■ **Required work**
(a) Output these lines of the listing verbatim, beginning at the line that contains "preview-sample-text: Sample Text" and stopping after the line that contains "window-controls [750, 64, 888, 96]".
(b) Pick up the article about the Merced County farmland trust and continue it from its last sentence.

Passion Drives Action to Minimize Increasing Growth
~ By Vicky Boyd
With development of prime farmland occurring all around them, a small group of Merced County residents had reached a tipping point in the early 1990s. Led by Linda Macedo, Eleanor Lema and a few other members of the Merced chapter of California Women for Agriculture, they wanted a way to protect the limited resource while still allowing agriculture to thrive.
Their solution was the formation of the Merced County Farmland and Open Space Trust, which at the time it was established in 1993 was a novel concept, said Maxwell Norton, a University of California Cooperative Extension farm advisor emeritus for Merced County. “Most of the early land trusts were environmental trusts for habitat or primarily open space trusts,” he said. “At the time, we really didn’t know exactly where we were going so we called it farmland and open space trust because we were also open to rangeland.”
As the Merced County efforts grew, the trust eventually merged with three other regional programs in 2004 to form the Central Valley Farmland Trust and focus on their strength – irrigated prime farmland. More than a decade later, the CVFT merged with the Brentwood Agricultural Land Trust in 2017 to form the California Farmland Trust.
At the time of the Merced trust’s formation, Merced County was one of the top 10 counties in the nation in terms of farmgate value. “There was a lot of development going on that wasn’t in the best interest of farming,” said Diana Westmoreland Pedrozo, one of the trust’s founding members.
Even early on, the Merced land trust proved successful. According to a 2007 article from the California Planning & Development Report, Merced County had nearly 10,000 acres held in agricultural easements. That was more than any other county in the state, and the publication credited the 1993 establishment of the Merced land trust.
Although the Merced County Farm Bureau was not directly involved with the trust formation, then Executive Director Mike Wade said it was supportive and provided meeting space. Farm Bureau members also were concerned about the pace of development. “There was just this very high interest in farmland protection,” he said. “Farm Bureau was driving it to a great degree. I was testifying at the Board of Supervisors almost every week or two on applications to convert farmland.”
Thinking Outside The Box
Macedo, along with a few forward-thinking CWA members, began talking among themselves about how they could protect farmland from development while still allowing farming to continue.
A farmland trust allows just that. Willing landowners either donate or sell their development rights to the trust. Landowners can continue to farm whatever crops they want, and they’re free to sell the land or pass it on to the next generation with the caveat that it remains in agriculture. When they first proposed the Merced land trust, Norton said, they conducted several outreach meetings to educate the public about the concept. CWA members also sought help from the American Farmland Trust with educational efforts. While most of the reception from farmers was positive, he said there were a few people who were suspicious of any outsiders.

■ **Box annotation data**
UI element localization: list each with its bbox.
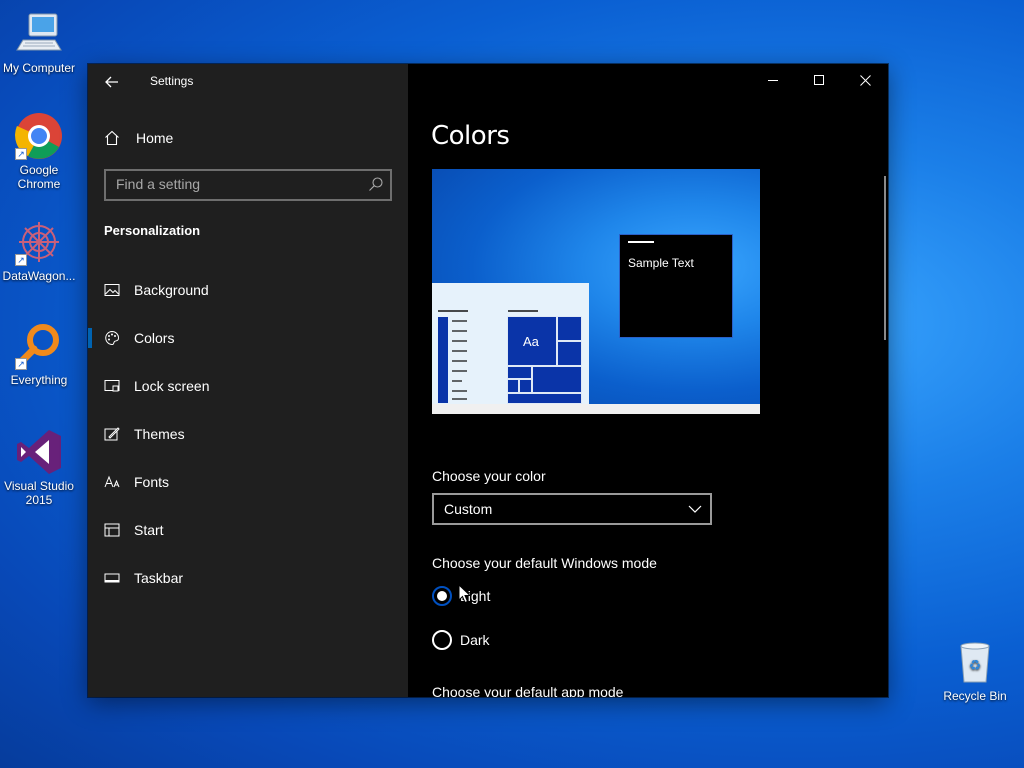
preview-sample-text: Sample Text [628, 256, 694, 270]
search-placeholder: Find a setting [116, 176, 201, 192]
color-preview: Aa Sample Text [432, 169, 760, 414]
section-heading: Personalization [104, 223, 201, 238]
sidebar-item-background[interactable]: Background [88, 266, 408, 314]
preview-tile [507, 379, 519, 393]
desktop-icon-google-chrome[interactable]: ↗ Google Chrome [1, 112, 77, 191]
dropdown-value: Custom [444, 501, 493, 517]
svg-text:♻: ♻ [969, 658, 982, 674]
sidebar-item-label: Colors [134, 330, 175, 346]
preview-start-menu: Aa [432, 283, 589, 404]
mouse-cursor-icon [458, 584, 472, 604]
desktop-icon-visual-studio[interactable]: Visual Studio 2015 [1, 428, 77, 507]
sidebar-item-start[interactable]: Start [88, 506, 408, 554]
desktop-icon-my-computer[interactable]: My Computer [1, 10, 77, 75]
sidebar-item-themes[interactable]: Themes [88, 410, 408, 458]
sidebar-item-label: Background [134, 282, 209, 298]
preview-tile-large: Aa [507, 316, 557, 366]
shortcut-arrow-icon: ↗ [15, 148, 27, 160]
close-icon [859, 74, 871, 86]
page-title: Colors [431, 121, 510, 151]
desktop-icon-everything[interactable]: ↗ Everything [1, 322, 77, 387]
preview-tile [519, 379, 532, 393]
themes-icon [104, 426, 120, 442]
window-controls [750, 64, 888, 96]
search-icon [369, 177, 383, 191]
preview-tile [507, 366, 532, 379]
sidebar-item-label: Lock screen [134, 378, 210, 394]
home-label: Home [136, 130, 174, 146]
preview-tile [557, 341, 582, 366]
radio-dark[interactable]: Dark [432, 630, 490, 650]
back-button[interactable] [100, 70, 124, 94]
picture-icon [104, 282, 120, 298]
desktop-icon-label: DataWagon... [2, 269, 76, 283]
shortcut-arrow-icon: ↗ [15, 358, 27, 370]
sidebar-item-fonts[interactable]: Fonts [88, 458, 408, 506]
sidebar-item-colors[interactable]: Colors [88, 314, 408, 362]
window-title: Settings [150, 74, 194, 88]
desktop-icon-label: My Computer [2, 61, 76, 75]
preview-tile-text: Aa [523, 334, 539, 349]
preview-dark-window: Sample Text [619, 234, 733, 338]
desktop-icon-label: Recycle Bin [943, 689, 1007, 703]
radio-label: Dark [460, 632, 490, 648]
preview-taskbar [432, 404, 760, 414]
settings-window: Settings Home Find a setting Personaliza… [88, 64, 888, 697]
desktop-icon-label: Everything [10, 373, 68, 387]
shortcut-arrow-icon: ↗ [15, 254, 27, 266]
lock-screen-icon [104, 378, 120, 394]
settings-content: Colors Aa Sample Text Choose your color … [408, 64, 888, 697]
back-arrow-icon [105, 76, 118, 88]
palette-icon [104, 330, 120, 346]
preview-tile [532, 366, 582, 393]
start-icon [104, 522, 120, 538]
preview-title-bar [628, 241, 654, 243]
nav-list: Background Colors Lock screen Themes Fon… [88, 266, 408, 602]
minimize-icon [768, 80, 778, 81]
choose-color-dropdown[interactable]: Custom [432, 493, 712, 525]
windows-mode-label: Choose your default Windows mode [432, 555, 657, 571]
chevron-down-icon [688, 505, 702, 513]
maximize-icon [814, 75, 824, 85]
sidebar-item-label: Fonts [134, 474, 170, 490]
radio-button[interactable] [432, 630, 452, 650]
sidebar-item-lock-screen[interactable]: Lock screen [88, 362, 408, 410]
sidebar-item-taskbar[interactable]: Taskbar [88, 554, 408, 602]
computer-icon [15, 10, 63, 58]
desktop-icon-datawagon[interactable]: ↗ DataWagon... [1, 218, 77, 283]
home-nav-item[interactable]: Home [104, 128, 173, 148]
fonts-icon [104, 474, 120, 490]
radio-button-checked[interactable] [432, 586, 452, 606]
recycle-bin-icon: ♻ [951, 638, 999, 686]
datawagon-icon: ↗ [15, 218, 63, 266]
search-input[interactable]: Find a setting [104, 169, 392, 201]
choose-color-label: Choose your color [432, 468, 546, 484]
sidebar-item-label: Start [134, 522, 164, 538]
preview-tile [557, 316, 582, 341]
everything-search-icon: ↗ [15, 322, 63, 370]
sidebar-item-label: Taskbar [134, 570, 184, 586]
desktop-icon-label: Google Chrome [17, 163, 61, 191]
preview-tile [507, 393, 582, 404]
desktop-icon-recycle-bin[interactable]: ♻ Recycle Bin [937, 638, 1013, 703]
minimize-button[interactable] [750, 64, 796, 96]
app-mode-label: Choose your default app mode [432, 684, 624, 697]
chrome-icon: ↗ [15, 112, 63, 160]
close-button[interactable] [842, 64, 888, 96]
visual-studio-icon [15, 428, 63, 476]
scrollbar-thumb[interactable] [884, 176, 886, 340]
desktop-icon-label: Visual Studio 2015 [4, 479, 74, 507]
maximize-button[interactable] [796, 64, 842, 96]
taskbar-icon [104, 570, 120, 586]
home-icon [105, 130, 119, 146]
sidebar-item-label: Themes [134, 426, 185, 442]
settings-sidebar: Settings Home Find a setting Personaliza… [88, 64, 408, 697]
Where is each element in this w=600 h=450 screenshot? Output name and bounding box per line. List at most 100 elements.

■ **Responses to the exercise**
(a)
preview-sample-text: Sample Text [628, 256, 694, 270]
search-placeholder: Find a setting [116, 176, 201, 192]
color-preview: Aa Sample Text [432, 169, 760, 414]
section-heading: Personalization [104, 223, 201, 238]
sidebar-item-background[interactable]: Background [88, 266, 408, 314]
preview-tile [507, 379, 519, 393]
desktop-icon-google-chrome[interactable]: ↗ Google Chrome [1, 112, 77, 191]
dropdown-value: Custom [444, 501, 493, 517]
svg-text:♻: ♻ [969, 658, 982, 674]
sidebar-item-label: Colors [134, 330, 175, 346]
preview-start-menu: Aa [432, 283, 589, 404]
mouse-cursor-icon [458, 584, 472, 604]
desktop-icon-visual-studio[interactable]: Visual Studio 2015 [1, 428, 77, 507]
sidebar-item-start[interactable]: Start [88, 506, 408, 554]
desktop-icon-my-computer[interactable]: My Computer [1, 10, 77, 75]
sidebar-item-themes[interactable]: Themes [88, 410, 408, 458]
sidebar-item-label: Background [134, 282, 209, 298]
preview-tile-large: Aa [507, 316, 557, 366]
shortcut-arrow-icon: ↗ [15, 148, 27, 160]
close-icon [859, 74, 871, 86]
page-title: Colors [431, 121, 510, 151]
desktop-icon-everything[interactable]: ↗ Everything [1, 322, 77, 387]
preview-tile [519, 379, 532, 393]
themes-icon [104, 426, 120, 442]
window-controls [750, 64, 888, 96]

(b)
Norton pointed out that placing land in a trust is 100% voluntary and involves a complex set of legal transactions to ensure the land, the owners, and the trust are all adequately protected. “We don’t go out and try to talk people into it — the initiative is from the landowners themselves,” he said. “And we always have more applications than we have funds for.”
Westmoreland Pedrozo viewed the farmland trust as providing another option for landowners. “It offers people alternative and different ways to operate and use different tools to make their operation more successful and sustainable, both financially and under the rules and regulations of California,” she said.
Describing the formation of the Merced land trust as a grassroots effort, Wade said, “It was leaders in the farming community that wanted to see it happen. They had a vision and created the trust.”
A life-long resident of the northern San Joaquin Valley, Norton said he’s had a ring-side seat watching development of the region’s farmland over the years. Some of it was straight development while in other cases it involved dividing larger parcels into ranchettes. “Ever since post-World War II, the San Joaquin Valley has been growing pretty fast,” said Norton, who also serves on the CFT Board of Directors. So fast, in fact, that some believed the northern San Joaquin Valley would eventually expand to meet the San Francisco Bay Area.
Wade, who recently joined the CFT Board, said it was hard to pinpoint just one cause for the growth that spurred the Merced farmland trust formation. In the early 1990s, the county was grappling with policy issues and was also dealing with general plan revisions and antiquated subdivisions.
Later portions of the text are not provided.